**What needs to be done**
Write out every entry word for word.

┌──

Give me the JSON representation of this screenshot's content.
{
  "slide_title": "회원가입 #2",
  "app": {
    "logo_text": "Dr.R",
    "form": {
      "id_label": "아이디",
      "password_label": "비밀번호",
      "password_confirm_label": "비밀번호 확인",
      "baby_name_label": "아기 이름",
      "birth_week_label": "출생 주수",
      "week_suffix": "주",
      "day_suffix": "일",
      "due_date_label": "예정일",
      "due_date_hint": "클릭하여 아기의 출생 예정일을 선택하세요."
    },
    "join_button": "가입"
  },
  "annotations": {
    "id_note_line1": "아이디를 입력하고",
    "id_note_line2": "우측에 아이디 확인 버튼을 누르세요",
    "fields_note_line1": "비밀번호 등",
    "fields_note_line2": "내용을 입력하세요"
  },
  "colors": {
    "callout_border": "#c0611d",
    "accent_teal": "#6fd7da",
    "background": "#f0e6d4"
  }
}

└──

**Solution to this exercise**
Give me the JSON representation of this screenshot's content.
{
  "slide_title": "회원가입 #2",
  "app": {
    "logo_text": "Dr.R",
    "form": {
      "id_label": "아이디",
      "password_label": "비밀번호",
      "password_confirm_label": "비밀번호 확인",
      "baby_name_label": "아기 이름",
      "birth_week_label": "출생 주수",
      "week_suffix": "주",
      "day_suffix": "일",
      "due_date_label": "예정일",
      "due_date_hint": "클릭하여 아기의 출생 예정일을 선택하세요."
    },
    "join_button": "가입"
  },
  "annotations": {
    "id_note_line1": "아이디를 입력하고",
    "id_note_line2": "우측에 아이디 확인 버튼을 누르세요",
    "fields_note_line1": "비밀번호 등",
    "fields_note_line2": "내용을 입력하세요"
  },
  "colors": {
    "callout_border": "#c0611d",
    "accent_teal": "#6fd7da",
    "background": "#f0e6d4"
  }
}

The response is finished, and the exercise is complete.